• [GIVEN REQUEST]: Output the lines between the line holding "row-title: Thông báo kiểu" and the line holding "standby-icon [210,881,244,915]", inclusive, reproducing each one exactly.
++++++++
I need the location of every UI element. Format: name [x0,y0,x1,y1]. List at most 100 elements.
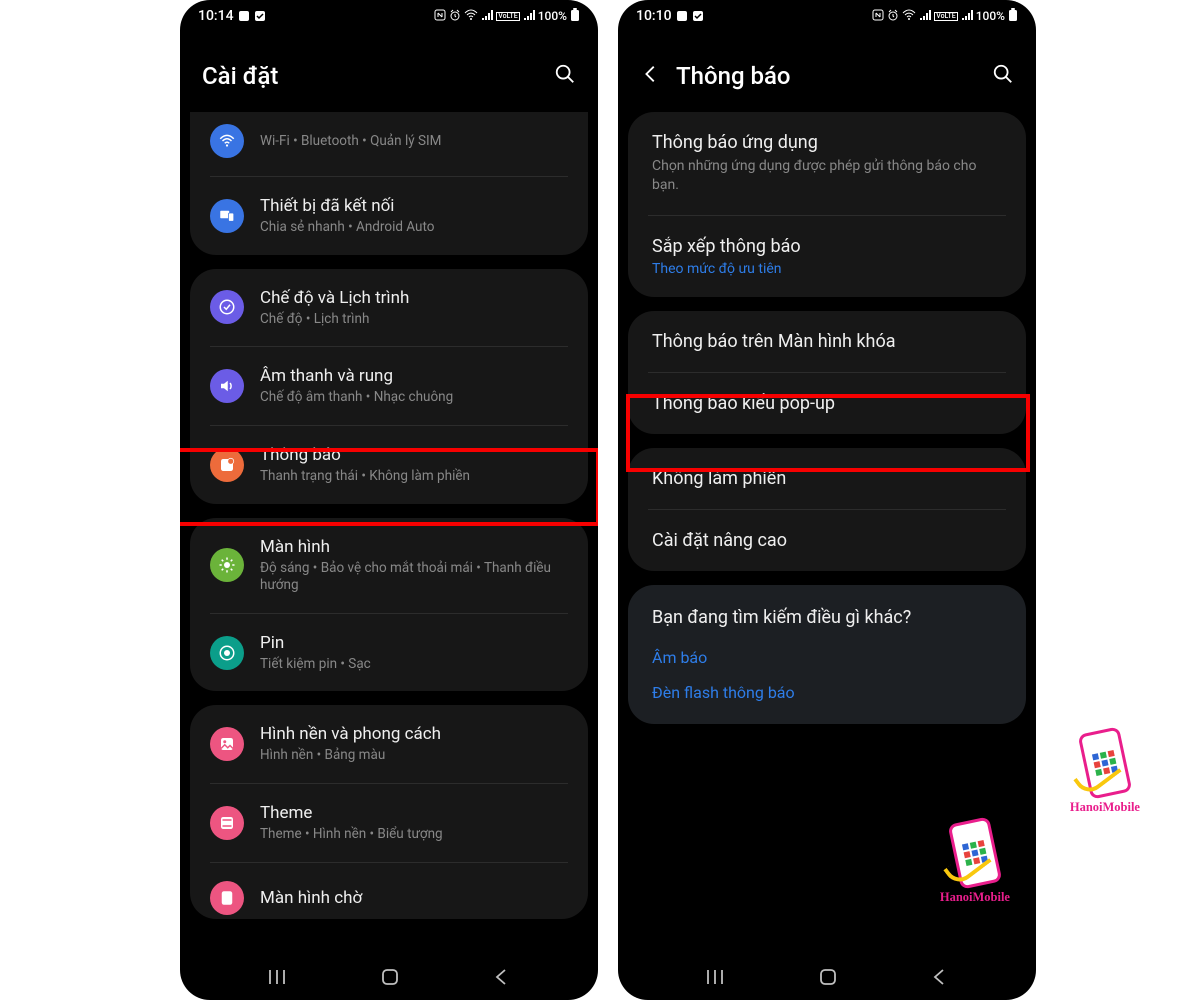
row-title: Thông báo kiểu pop-up [652,393,1002,414]
settings-row-connected-devices[interactable]: Thiết bị đã kết nối Chia sẻ nhanh • Andro… [210,176,568,255]
back-button[interactable] [930,967,950,991]
battery-text: 100% [976,9,1005,23]
app-bar: Cài đặt [180,32,598,112]
alarm-icon [887,9,899,24]
volte-icon: VoLTE [934,12,957,21]
row-link: Theo mức độ ưu tiên [652,261,1002,277]
card-connections: Wi-Fi • Bluetooth • Quản lý SIM Thiết bị… [190,112,588,255]
row-title: Thông báo trên Màn hình khóa [652,331,1002,352]
row-do-not-disturb[interactable]: Không làm phiền [648,448,1006,509]
battery-icon [570,8,580,25]
back-icon[interactable] [640,63,662,89]
row-title: Thông báo [260,444,568,466]
notif-dot-icon [238,10,250,22]
row-lock-screen-notif[interactable]: Thông báo trên Màn hình khóa [648,311,1006,372]
clock-text: 10:14 [198,8,234,24]
settings-row-modes[interactable]: Chế độ và Lịch trình Chế độ • Lịch trình [210,269,568,347]
watermark-logo-canvas: HanoiMobile [1070,730,1140,815]
back-button[interactable] [492,967,512,991]
wifi-icon [210,124,244,158]
row-title: Hình nền và phong cách [260,723,568,745]
nfc-icon [872,9,884,24]
recents-button[interactable] [266,966,288,992]
row-title: Thiết bị đã kết nối [260,195,568,217]
navigation-bar [618,958,1036,1000]
check-circle-icon [210,290,244,324]
settings-row-connections[interactable]: Wi-Fi • Bluetooth • Quản lý SIM [210,124,568,176]
card-app-notif: Thông báo ứng dụng Chọn những ứng dụng đ… [628,112,1026,297]
row-sub: Chế độ • Lịch trình [260,311,568,329]
row-title: Cài đặt nâng cao [652,530,1002,551]
settings-row-display[interactable]: Màn hìnhĐộ sáng • Bảo vệ cho mắt thoải m… [210,518,568,613]
search-link-sound[interactable]: Âm báo [652,648,1002,667]
alarm-icon [449,9,461,24]
card-search-suggestions: Bạn đang tìm kiếm điều gì khác? Âm báo Đ… [628,585,1026,724]
standby-icon [210,881,244,915]
search-heading: Bạn đang tìm kiếm điều gì khác? [652,607,1002,628]
row-app-notifications[interactable]: Thông báo ứng dụng Chọn những ứng dụng đ… [648,112,1006,215]
row-sub: Tiết kiệm pin • Sạc [260,656,568,674]
home-button[interactable] [380,967,400,991]
app-bar: Thông báo [618,32,1036,112]
wifi-icon [464,9,478,24]
row-sub: Chọn những ứng dụng được phép gửi thông … [652,157,1002,195]
settings-row-wallpaper[interactable]: Hình nền và phong cách Hình nền • Bảng mà… [210,705,568,783]
battery-circle-icon [210,636,244,670]
row-sub: Thanh trạng thái • Không làm phiền [260,468,568,486]
recents-button[interactable] [704,966,726,992]
check-icon [692,10,704,22]
settings-row-notifications[interactable]: Thông báo Thanh trạng thái • Không làm ph… [210,425,568,504]
wifi-icon [902,9,916,24]
row-popup-notif[interactable]: Thông báo kiểu pop-up [648,372,1006,434]
signal2-icon [961,9,973,24]
clock-text: 10:10 [636,8,672,24]
phone-settings: 10:14 VoLTE 100% Cài đặt Wi-Fi • Bluetoo… [180,0,598,1000]
row-title: Màn hình [260,536,568,558]
settings-row-theme[interactable]: Theme Theme • Hình nền • Biểu tượng [210,783,568,862]
battery-icon [1008,8,1018,25]
row-advanced-settings[interactable]: Cài đặt nâng cao [648,509,1006,571]
row-sub: Wi-Fi • Bluetooth • Quản lý SIM [260,133,568,151]
row-title: Không làm phiền [652,468,1002,489]
battery-text: 100% [538,9,567,23]
card-lock-popup: Thông báo trên Màn hình khóa Thông báo k… [628,311,1026,434]
nfc-icon [434,9,446,24]
search-icon[interactable] [554,63,576,89]
phone-notifications: 10:10 VoLTE 100% Thông báo Thông báo ứng… [618,0,1036,1000]
wallpaper-icon [210,727,244,761]
card-wallpaper: Hình nền và phong cách Hình nền • Bảng mà… [190,705,588,918]
row-sub: Chế độ âm thanh • Nhạc chuông [260,389,568,407]
row-sub: Hình nền • Bảng màu [260,747,568,765]
settings-row-battery[interactable]: Pin Tiết kiệm pin • Sạc [210,613,568,692]
signal-icon [919,9,931,24]
volte-icon: VoLTE [496,12,519,21]
row-sort-notifications[interactable]: Sắp xếp thông báo Theo mức độ ưu tiên [648,215,1006,297]
navigation-bar [180,958,598,1000]
display-icon [210,548,244,582]
logo-label: HanoiMobile [1070,800,1140,815]
notif-dot-icon [676,10,688,22]
card-dnd-adv: Không làm phiền Cài đặt nâng cao [628,448,1026,571]
logo-label: HanoiMobile [940,890,1010,905]
row-title: Pin [260,632,568,654]
status-bar: 10:14 VoLTE 100% [180,0,598,32]
row-title: Sắp xếp thông báo [652,236,1002,257]
check-icon [254,10,266,22]
card-modes: Chế độ và Lịch trìnhChế độ • Lịch trình … [190,269,588,504]
settings-row-sound[interactable]: Âm thanh và rung Chế độ âm thanh • Nhạc c… [210,346,568,425]
signal-icon [481,9,493,24]
theme-icon [210,806,244,840]
home-button[interactable] [818,967,838,991]
row-title: Âm thanh và rung [260,365,568,387]
settings-list[interactable]: Wi-Fi • Bluetooth • Quản lý SIM Thiết bị… [180,112,598,958]
sound-icon [210,369,244,403]
row-sub: Chia sẻ nhanh • Android Auto [260,219,568,237]
card-display: Màn hìnhĐộ sáng • Bảo vệ cho mắt thoải m… [190,518,588,692]
search-icon[interactable] [992,63,1014,89]
row-title: Theme [260,802,568,824]
search-link-flash[interactable]: Đèn flash thông báo [652,683,1002,702]
row-title: Chế độ và Lịch trình [260,287,568,309]
row-sub: Theme • Hình nền • Biểu tượng [260,826,568,844]
watermark-logo: HanoiMobile [940,820,1010,905]
settings-row-standby[interactable]: Màn hình chờ [210,862,568,919]
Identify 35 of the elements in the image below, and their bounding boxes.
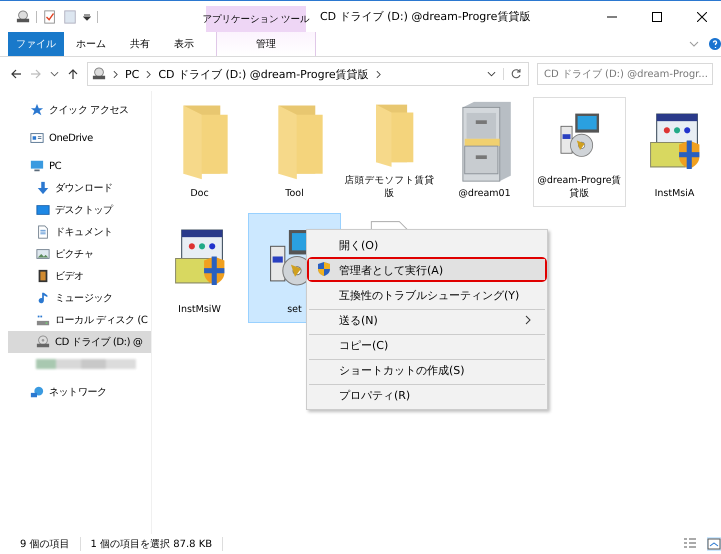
menu-item[interactable]: コピー(C) [309,334,545,355]
file-item[interactable]: InstMsiW [153,213,246,323]
menu-item[interactable]: ショートカットの作成(S) [309,359,545,380]
file-item[interactable]: @dream-Progre賃貸版 [533,97,626,207]
ribbon-tab[interactable]: 管理 [216,32,316,56]
ribbon-tab[interactable]: 共有 [118,32,162,56]
breadcrumb[interactable]: CD ドライブ (D:) @dream-Progre賃貸版 [158,66,369,82]
nav-item[interactable]: ダウンロード [55,181,113,195]
ribbon-tab[interactable]: ファイル [8,32,64,56]
file-item[interactable]: Tool [248,97,341,207]
nav-item[interactable]: ビデオ [55,269,84,283]
selection-info: 1 個の項目を選択 87.8 KB [90,538,212,551]
address-bar[interactable]: PC CD ドライブ (D:) @dream-Progre賃貸版 [87,62,529,86]
menu-item[interactable]: プロパティ(R) [309,384,545,405]
nav-item[interactable]: ローカル ディスク (C [55,313,148,327]
nav-item[interactable]: ネットワーク [49,385,107,399]
window-title: CD ドライブ (D:) @dream-Progre賃貸版 [319,9,530,25]
file-item[interactable]: @dream01 [438,97,531,207]
nav-item[interactable]: デスクトップ [55,203,113,217]
menu-item[interactable]: 送る(N) [309,309,545,330]
nav-item[interactable]: クイック アクセス [49,103,129,117]
menu-item[interactable]: 管理者として実行(A) [309,259,545,280]
ribbon-tab[interactable]: ホーム [64,32,118,56]
item-count: 9 個の項目 [20,538,70,551]
nav-item[interactable]: ピクチャ [55,247,94,261]
nav-item[interactable]: ミュージック [55,291,113,305]
file-item[interactable]: Doc [153,97,246,207]
breadcrumb[interactable]: PC [125,68,140,80]
file-item[interactable]: 店頭デモソフト賃貸版 [343,97,436,207]
file-item[interactable]: InstMsiA [628,97,721,207]
nav-item[interactable]: OneDrive [49,132,93,144]
nav-item[interactable]: PC [49,160,62,172]
search-field[interactable]: CD ドライブ (D:) @dream-Progr... [537,63,713,85]
nav-item[interactable]: ドキュメント [55,225,113,239]
ribbon-tab[interactable]: 表示 [162,32,206,56]
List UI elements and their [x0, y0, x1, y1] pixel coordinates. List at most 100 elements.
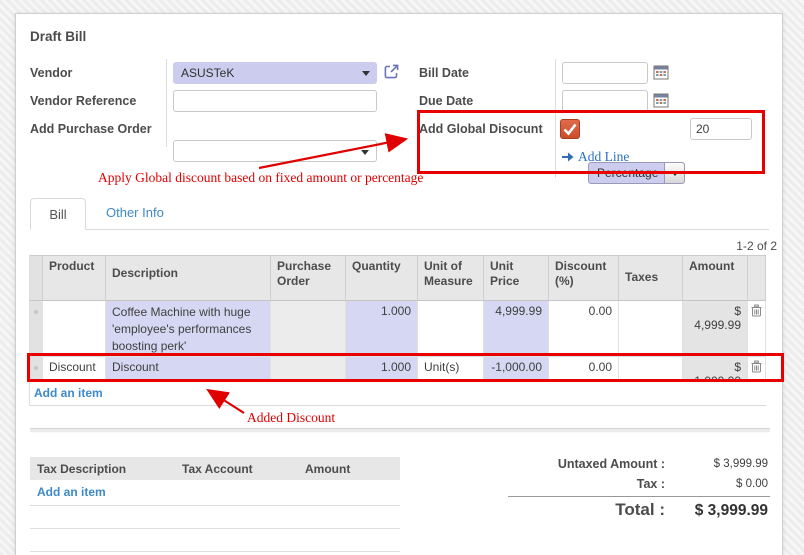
++++++++
• [THE RESPONSE]:
row-title: Thông báo kiểu pop-up [652,393,1002,414]
settings-row-connected-devices[interactable]: Thiết bị đã kết nối Chia sẻ nhanh • Andro… [210,176,568,255]
back-button[interactable] [930,967,950,991]
battery-text: 100% [976,9,1005,23]
app-bar: Cài đặt [180,32,598,112]
alarm-icon [887,9,899,24]
volte-icon: VoLTE [934,12,957,21]
row-link: Theo mức độ ưu tiên [652,261,1002,277]
card-connections: Wi-Fi • Bluetooth • Quản lý SIM Thiết bị… [190,112,588,255]
row-title: Thông báo trên Màn hình khóa [652,331,1002,352]
row-do-not-disturb[interactable]: Không làm phiền [648,448,1006,509]
battery-icon [570,8,580,25]
back-icon[interactable] [640,63,662,89]
row-title: Thông báo [260,444,568,466]
notif-dot-icon [238,10,250,22]
row-lock-screen-notif[interactable]: Thông báo trên Màn hình khóa [648,311,1006,372]
clock-text: 10:14 [198,8,234,24]
settings-row-modes[interactable]: Chế độ và Lịch trình Chế độ • Lịch trình [210,269,568,347]
watermark-logo-canvas: HanoiMobile [1070,730,1140,815]
back-button[interactable] [492,967,512,991]
wifi-icon [210,124,244,158]
row-title: Hình nền và phong cách [260,723,568,745]
nfc-icon [872,9,884,24]
recents-button[interactable] [266,966,288,992]
row-title: Thiết bị đã kết nối [260,195,568,217]
navigation-bar [618,958,1036,1000]
check-circle-icon [210,290,244,324]
settings-row-connections[interactable]: Wi-Fi • Bluetooth • Quản lý SIM [210,124,568,176]
card-app-notif: Thông báo ứng dụng Chọn những ứng dụng đ… [628,112,1026,297]
row-sub: Chế độ • Lịch trình [260,311,568,329]
row-title: Cài đặt nâng cao [652,530,1002,551]
settings-row-display[interactable]: Màn hìnhĐộ sáng • Bảo vệ cho mắt thoải m… [210,518,568,613]
search-link-sound[interactable]: Âm báo [652,648,1002,667]
alarm-icon [449,9,461,24]
card-search-suggestions: Bạn đang tìm kiếm điều gì khác? Âm báo Đ… [628,585,1026,724]
standby-icon [210,881,244,915]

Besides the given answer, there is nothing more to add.